* Exercise objective
Show every line below where "text" can be found.

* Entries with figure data

━━━━━━━━━━━━━━━━━━━━

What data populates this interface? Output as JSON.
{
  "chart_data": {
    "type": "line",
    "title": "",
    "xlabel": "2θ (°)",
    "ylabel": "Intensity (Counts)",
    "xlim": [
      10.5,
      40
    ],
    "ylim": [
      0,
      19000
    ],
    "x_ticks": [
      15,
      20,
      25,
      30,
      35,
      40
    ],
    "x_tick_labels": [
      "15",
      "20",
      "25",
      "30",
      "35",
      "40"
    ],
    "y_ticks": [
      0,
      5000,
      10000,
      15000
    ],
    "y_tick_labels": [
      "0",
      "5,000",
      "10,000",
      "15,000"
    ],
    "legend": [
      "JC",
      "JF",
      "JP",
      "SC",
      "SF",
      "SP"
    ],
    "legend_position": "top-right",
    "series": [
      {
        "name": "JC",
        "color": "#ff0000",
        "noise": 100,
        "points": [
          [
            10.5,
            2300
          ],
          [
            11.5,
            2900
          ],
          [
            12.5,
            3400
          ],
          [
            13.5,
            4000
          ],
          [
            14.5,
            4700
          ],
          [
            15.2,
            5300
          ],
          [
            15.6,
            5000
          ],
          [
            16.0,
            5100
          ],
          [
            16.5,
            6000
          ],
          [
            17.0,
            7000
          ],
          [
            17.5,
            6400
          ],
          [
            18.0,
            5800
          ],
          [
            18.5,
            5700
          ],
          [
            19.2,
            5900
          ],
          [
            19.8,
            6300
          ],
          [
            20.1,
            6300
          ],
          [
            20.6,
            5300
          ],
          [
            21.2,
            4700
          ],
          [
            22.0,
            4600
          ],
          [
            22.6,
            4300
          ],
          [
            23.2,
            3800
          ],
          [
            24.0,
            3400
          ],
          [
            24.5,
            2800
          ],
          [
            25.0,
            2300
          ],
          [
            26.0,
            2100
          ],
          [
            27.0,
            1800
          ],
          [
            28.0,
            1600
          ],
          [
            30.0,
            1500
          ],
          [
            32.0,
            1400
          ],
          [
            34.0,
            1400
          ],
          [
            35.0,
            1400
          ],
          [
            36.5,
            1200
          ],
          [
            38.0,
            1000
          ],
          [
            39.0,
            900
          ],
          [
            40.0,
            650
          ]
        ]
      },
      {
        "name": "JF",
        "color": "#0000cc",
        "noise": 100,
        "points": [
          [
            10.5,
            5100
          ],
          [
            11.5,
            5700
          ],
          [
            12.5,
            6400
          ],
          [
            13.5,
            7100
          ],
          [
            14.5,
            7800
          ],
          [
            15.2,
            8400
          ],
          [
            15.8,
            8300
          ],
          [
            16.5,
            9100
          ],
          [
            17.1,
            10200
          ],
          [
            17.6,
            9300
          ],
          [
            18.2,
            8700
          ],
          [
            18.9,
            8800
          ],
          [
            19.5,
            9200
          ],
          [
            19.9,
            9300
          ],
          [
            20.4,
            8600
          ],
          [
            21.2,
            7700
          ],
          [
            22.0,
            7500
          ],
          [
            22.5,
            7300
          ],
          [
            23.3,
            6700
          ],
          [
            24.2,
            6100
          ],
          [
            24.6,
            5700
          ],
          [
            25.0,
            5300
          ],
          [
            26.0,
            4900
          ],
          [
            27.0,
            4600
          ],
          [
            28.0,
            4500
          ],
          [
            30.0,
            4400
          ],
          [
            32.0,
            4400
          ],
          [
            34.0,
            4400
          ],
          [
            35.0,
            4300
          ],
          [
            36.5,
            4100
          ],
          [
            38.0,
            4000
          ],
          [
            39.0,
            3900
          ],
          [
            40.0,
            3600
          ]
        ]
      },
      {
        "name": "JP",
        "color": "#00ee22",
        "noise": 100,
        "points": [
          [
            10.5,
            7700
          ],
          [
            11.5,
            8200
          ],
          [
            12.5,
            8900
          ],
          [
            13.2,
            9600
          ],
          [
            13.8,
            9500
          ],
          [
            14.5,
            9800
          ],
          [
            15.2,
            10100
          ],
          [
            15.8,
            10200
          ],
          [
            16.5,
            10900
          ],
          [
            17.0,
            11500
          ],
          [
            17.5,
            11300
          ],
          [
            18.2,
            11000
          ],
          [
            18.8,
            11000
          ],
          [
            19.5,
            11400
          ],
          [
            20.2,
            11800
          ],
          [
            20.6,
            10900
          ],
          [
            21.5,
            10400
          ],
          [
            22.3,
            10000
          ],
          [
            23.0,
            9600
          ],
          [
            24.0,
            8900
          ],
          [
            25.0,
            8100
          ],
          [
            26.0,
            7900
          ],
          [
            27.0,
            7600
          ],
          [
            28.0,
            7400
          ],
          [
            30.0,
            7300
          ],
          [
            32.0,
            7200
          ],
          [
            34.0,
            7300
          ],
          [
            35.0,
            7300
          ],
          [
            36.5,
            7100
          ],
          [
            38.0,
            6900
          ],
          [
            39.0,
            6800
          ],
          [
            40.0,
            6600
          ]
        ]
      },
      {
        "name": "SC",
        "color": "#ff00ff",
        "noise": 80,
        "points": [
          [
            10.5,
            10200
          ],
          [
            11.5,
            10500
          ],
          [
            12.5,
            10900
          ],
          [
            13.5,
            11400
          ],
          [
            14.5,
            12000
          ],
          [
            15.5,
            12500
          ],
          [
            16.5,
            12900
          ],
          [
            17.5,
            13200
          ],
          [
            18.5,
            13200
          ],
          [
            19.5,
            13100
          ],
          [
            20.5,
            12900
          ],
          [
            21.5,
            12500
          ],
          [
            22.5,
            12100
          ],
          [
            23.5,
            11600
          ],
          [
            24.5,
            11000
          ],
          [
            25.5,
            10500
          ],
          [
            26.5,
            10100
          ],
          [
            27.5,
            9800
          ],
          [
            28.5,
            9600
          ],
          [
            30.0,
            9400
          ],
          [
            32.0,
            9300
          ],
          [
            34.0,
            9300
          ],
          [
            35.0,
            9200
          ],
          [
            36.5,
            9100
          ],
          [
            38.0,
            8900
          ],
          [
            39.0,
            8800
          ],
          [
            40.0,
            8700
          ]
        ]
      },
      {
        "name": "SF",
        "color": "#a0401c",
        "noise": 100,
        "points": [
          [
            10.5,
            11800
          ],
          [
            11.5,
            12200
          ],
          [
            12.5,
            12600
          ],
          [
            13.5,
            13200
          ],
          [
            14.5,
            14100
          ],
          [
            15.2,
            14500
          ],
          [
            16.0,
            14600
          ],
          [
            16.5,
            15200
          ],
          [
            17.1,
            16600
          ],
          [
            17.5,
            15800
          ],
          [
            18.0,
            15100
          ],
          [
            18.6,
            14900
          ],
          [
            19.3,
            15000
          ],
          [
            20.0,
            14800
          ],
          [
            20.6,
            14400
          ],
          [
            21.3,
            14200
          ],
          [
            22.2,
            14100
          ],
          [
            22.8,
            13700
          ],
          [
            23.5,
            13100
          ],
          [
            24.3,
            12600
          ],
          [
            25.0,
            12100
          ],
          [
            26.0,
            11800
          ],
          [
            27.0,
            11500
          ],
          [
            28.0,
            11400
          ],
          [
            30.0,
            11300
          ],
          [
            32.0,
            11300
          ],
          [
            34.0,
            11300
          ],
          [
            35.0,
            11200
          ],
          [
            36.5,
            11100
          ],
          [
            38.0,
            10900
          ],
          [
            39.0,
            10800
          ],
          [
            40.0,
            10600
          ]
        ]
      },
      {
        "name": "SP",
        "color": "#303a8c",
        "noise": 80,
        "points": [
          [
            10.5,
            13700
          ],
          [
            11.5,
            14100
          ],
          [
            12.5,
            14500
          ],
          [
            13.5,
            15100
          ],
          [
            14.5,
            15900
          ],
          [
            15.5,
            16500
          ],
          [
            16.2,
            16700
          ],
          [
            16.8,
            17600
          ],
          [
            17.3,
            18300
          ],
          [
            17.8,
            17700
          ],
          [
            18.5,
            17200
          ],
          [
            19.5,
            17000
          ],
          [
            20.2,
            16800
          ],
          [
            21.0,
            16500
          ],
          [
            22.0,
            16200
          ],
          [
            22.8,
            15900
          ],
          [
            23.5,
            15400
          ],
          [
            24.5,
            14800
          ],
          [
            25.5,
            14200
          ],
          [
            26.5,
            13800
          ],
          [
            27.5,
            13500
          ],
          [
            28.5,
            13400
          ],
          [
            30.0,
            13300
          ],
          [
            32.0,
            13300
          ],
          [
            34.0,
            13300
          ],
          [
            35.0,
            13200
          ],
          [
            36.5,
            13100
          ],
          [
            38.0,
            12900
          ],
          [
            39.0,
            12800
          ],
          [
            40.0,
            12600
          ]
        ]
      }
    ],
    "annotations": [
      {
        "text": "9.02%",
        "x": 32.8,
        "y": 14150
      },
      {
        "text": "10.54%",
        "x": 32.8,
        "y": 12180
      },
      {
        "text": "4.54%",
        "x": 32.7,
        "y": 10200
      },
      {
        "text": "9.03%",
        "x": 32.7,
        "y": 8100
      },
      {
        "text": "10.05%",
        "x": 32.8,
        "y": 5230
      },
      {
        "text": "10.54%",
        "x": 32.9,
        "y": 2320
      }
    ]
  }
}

━━━━━━━━━━━━━━━━━━━━

* Result of this exercise
        "text": "9.02%",
        "text": "10.54%",
        "text": "4.54%",
        "text": "9.03%",
        "text": "10.05%",
        "text": "10.54%",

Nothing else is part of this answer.